**PROBLEM TO WORK ON**
Among the lines below, count those containing the word "name". Give the number only.

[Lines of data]
======

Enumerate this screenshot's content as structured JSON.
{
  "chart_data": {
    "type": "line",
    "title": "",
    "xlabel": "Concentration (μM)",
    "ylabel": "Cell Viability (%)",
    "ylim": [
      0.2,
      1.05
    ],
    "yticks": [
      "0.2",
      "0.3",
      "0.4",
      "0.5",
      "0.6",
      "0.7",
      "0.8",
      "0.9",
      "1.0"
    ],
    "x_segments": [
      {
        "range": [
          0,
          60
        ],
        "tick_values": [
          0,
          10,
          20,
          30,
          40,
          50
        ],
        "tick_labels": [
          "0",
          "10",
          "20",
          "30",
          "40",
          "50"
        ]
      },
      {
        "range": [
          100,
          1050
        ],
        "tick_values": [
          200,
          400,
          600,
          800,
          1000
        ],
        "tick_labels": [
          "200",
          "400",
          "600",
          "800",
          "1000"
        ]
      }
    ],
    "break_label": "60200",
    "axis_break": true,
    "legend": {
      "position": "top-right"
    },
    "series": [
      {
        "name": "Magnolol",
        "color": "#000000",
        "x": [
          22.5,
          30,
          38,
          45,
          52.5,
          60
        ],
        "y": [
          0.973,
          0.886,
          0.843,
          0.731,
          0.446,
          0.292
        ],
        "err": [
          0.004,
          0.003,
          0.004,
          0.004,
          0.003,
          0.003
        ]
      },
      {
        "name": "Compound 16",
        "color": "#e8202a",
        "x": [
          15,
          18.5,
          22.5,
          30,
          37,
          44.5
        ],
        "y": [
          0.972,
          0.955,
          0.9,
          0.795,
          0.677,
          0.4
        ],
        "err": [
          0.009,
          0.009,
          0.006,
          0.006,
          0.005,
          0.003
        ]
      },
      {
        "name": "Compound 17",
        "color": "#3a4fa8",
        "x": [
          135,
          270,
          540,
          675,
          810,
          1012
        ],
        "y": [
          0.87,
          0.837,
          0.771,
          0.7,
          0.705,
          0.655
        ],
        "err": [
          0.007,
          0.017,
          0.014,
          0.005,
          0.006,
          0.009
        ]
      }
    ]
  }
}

======

**FINISHED ANSWER**
3